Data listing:
··········

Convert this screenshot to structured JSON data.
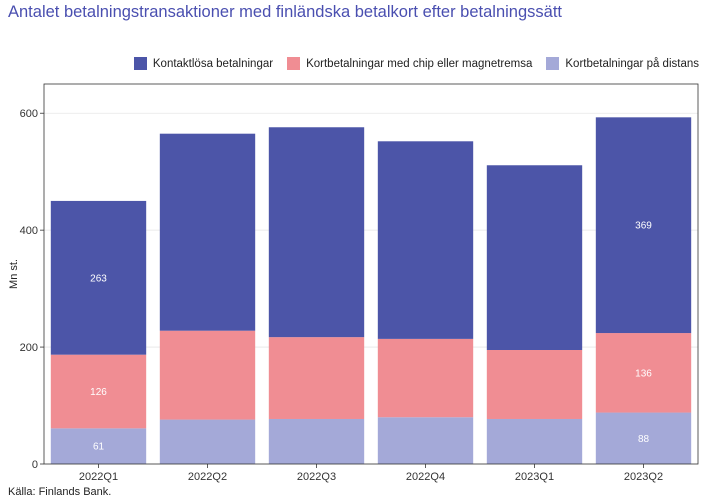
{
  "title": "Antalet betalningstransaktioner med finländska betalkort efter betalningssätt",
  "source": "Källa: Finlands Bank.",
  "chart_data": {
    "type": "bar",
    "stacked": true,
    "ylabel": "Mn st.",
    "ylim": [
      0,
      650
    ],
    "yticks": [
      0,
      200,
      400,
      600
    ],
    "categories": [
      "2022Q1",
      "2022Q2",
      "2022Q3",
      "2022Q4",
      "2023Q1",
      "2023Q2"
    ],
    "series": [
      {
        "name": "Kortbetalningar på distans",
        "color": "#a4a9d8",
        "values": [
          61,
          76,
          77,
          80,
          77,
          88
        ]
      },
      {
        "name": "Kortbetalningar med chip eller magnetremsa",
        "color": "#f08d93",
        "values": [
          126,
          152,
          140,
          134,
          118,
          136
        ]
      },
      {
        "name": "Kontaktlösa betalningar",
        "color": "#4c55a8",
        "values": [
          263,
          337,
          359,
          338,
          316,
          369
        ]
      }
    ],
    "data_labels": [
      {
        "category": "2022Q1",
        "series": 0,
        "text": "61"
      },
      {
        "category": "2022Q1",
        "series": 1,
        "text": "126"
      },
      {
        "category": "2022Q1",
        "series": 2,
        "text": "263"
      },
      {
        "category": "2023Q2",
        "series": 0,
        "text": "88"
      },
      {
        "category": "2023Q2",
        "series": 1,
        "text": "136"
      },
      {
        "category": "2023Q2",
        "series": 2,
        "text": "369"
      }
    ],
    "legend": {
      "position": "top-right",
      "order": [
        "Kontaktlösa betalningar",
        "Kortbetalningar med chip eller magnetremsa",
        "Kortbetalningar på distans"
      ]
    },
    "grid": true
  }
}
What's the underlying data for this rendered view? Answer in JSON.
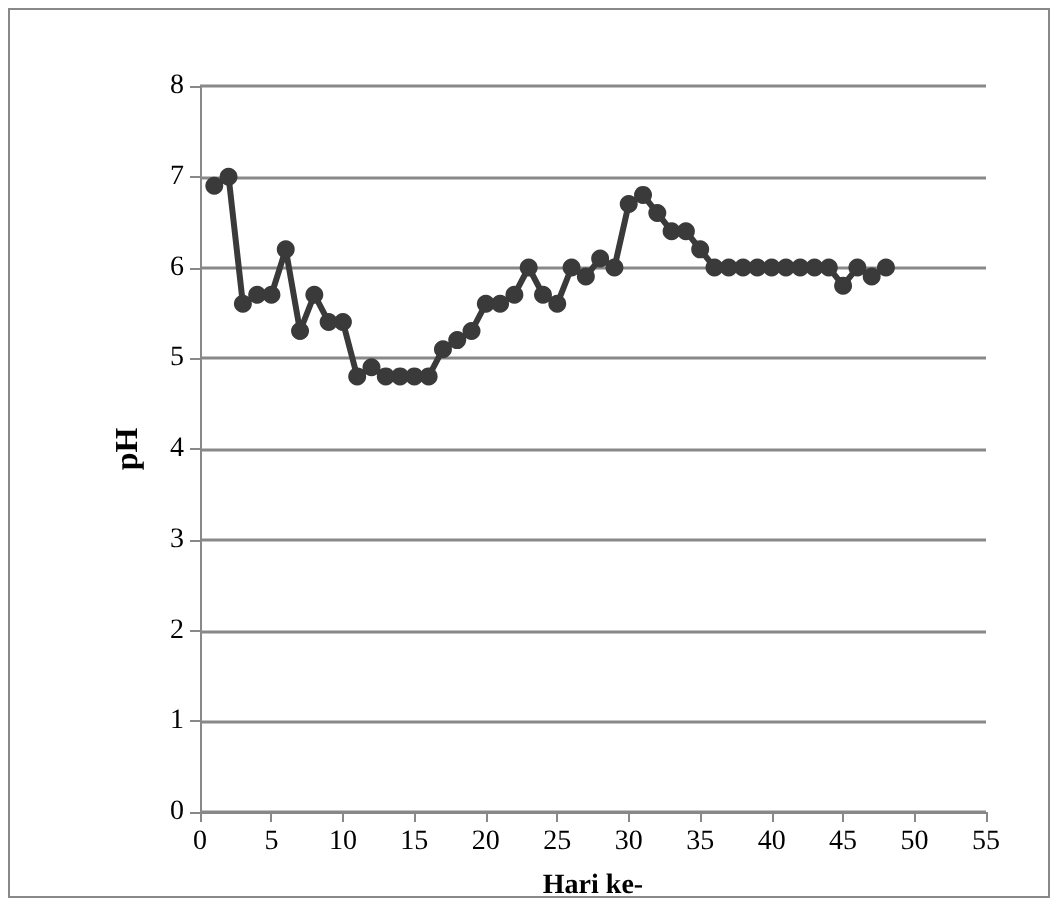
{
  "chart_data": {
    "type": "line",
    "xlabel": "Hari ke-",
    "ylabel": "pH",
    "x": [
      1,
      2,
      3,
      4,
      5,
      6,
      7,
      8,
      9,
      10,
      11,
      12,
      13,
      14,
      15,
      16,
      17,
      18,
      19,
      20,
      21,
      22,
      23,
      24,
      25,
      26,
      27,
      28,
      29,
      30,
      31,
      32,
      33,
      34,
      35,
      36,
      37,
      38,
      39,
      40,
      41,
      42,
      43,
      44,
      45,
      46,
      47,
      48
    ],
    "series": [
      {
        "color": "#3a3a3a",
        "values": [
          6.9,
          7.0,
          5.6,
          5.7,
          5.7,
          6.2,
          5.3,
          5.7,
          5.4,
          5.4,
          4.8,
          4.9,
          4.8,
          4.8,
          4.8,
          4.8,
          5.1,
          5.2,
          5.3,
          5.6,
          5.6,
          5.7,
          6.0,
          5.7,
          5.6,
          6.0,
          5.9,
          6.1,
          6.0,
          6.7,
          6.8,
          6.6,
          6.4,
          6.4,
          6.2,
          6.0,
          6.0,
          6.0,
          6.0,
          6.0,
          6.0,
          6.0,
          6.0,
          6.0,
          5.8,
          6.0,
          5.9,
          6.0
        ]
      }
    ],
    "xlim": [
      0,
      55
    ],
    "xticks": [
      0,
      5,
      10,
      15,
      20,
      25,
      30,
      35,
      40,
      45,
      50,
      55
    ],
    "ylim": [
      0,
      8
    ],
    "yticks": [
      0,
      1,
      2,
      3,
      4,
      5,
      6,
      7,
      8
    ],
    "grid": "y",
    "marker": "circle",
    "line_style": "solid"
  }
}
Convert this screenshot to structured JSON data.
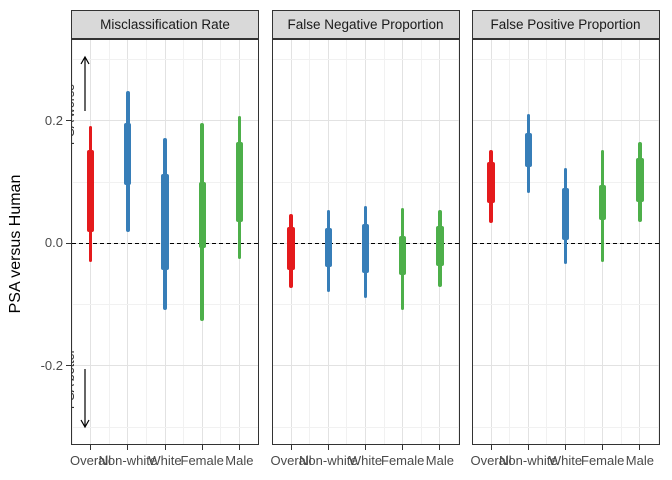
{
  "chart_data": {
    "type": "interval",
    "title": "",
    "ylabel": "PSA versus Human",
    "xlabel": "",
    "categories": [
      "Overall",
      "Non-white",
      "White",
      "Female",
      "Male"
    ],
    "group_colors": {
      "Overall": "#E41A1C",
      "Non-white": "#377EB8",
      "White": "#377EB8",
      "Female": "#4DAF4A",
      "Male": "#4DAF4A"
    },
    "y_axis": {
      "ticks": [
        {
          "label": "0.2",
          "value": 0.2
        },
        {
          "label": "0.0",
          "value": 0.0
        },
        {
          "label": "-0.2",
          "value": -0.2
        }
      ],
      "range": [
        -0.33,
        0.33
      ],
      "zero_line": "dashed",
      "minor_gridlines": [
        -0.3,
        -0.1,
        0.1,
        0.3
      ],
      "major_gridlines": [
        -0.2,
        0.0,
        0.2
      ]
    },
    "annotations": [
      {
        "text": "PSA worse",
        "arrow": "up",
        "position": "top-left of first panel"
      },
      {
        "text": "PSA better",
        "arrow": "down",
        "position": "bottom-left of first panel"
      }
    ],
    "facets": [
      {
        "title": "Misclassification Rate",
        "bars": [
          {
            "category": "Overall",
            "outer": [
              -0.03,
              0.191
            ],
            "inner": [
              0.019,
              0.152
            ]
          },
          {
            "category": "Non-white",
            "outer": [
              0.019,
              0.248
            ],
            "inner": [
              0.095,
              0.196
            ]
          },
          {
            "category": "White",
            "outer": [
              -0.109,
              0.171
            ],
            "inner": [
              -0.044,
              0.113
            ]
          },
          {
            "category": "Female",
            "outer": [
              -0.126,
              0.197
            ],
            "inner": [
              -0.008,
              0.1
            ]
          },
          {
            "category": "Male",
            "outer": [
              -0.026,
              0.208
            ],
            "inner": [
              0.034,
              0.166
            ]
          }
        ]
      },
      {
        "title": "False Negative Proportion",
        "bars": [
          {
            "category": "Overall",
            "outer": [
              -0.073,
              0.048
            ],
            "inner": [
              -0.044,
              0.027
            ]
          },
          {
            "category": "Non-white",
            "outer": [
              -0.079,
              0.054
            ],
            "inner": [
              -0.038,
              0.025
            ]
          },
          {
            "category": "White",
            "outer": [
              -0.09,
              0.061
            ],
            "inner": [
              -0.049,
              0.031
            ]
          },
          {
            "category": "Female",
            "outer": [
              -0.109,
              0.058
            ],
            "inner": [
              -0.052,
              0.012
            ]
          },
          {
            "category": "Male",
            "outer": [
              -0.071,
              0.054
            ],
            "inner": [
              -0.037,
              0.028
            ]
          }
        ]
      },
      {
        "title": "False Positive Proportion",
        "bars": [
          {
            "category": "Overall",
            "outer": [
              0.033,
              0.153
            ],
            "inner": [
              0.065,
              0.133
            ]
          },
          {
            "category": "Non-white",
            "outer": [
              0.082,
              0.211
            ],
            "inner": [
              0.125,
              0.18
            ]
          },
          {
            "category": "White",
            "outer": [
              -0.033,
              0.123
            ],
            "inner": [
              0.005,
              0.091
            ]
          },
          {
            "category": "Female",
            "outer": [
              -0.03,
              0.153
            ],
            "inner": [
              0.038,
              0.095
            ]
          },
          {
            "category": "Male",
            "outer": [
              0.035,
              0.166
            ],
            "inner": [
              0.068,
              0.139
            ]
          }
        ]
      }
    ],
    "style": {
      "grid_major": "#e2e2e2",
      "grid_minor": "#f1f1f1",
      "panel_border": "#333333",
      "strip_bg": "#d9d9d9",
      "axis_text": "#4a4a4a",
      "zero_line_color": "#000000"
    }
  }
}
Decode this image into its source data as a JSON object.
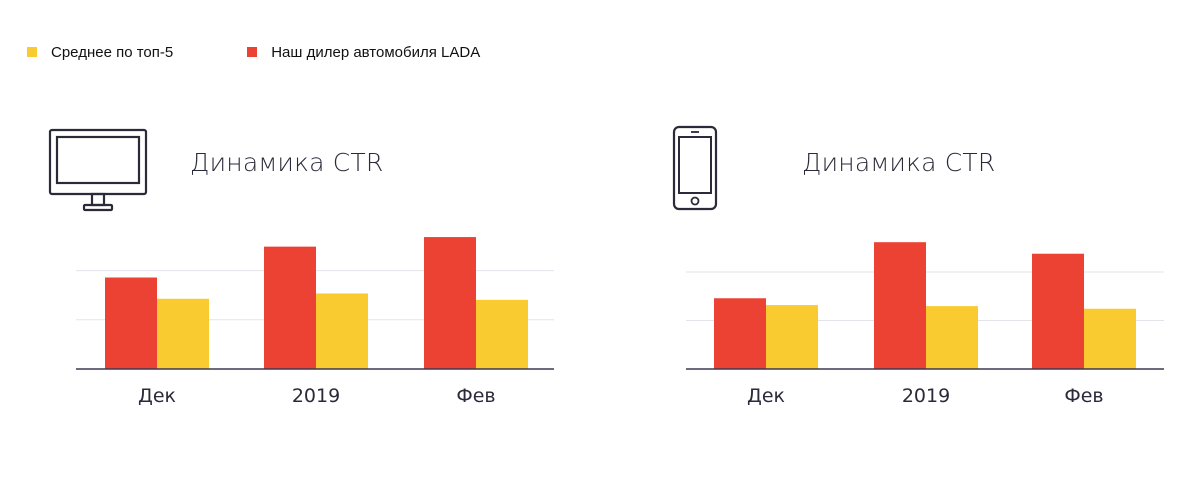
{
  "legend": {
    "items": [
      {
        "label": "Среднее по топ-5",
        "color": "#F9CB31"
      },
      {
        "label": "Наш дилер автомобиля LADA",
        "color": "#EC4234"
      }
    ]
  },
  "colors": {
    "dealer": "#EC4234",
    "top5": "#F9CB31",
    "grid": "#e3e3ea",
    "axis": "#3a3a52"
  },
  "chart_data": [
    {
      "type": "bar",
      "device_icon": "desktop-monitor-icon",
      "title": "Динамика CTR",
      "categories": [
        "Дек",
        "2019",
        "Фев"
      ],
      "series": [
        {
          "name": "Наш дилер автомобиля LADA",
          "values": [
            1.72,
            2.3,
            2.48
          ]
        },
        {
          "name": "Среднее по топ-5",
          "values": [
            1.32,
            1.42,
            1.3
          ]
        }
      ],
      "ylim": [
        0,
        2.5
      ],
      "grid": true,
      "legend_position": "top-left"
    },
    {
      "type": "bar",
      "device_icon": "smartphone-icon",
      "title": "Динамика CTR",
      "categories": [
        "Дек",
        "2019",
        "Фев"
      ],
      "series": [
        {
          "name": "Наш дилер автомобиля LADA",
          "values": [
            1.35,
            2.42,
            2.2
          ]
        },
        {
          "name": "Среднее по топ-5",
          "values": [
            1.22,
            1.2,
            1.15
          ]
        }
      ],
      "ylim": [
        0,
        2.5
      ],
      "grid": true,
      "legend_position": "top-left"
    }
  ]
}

··········

## What to produce
Copy every line of the data that holds the string "first".

## Solution
        "position": "top-left of first panel"
        "position": "bottom-left of first panel"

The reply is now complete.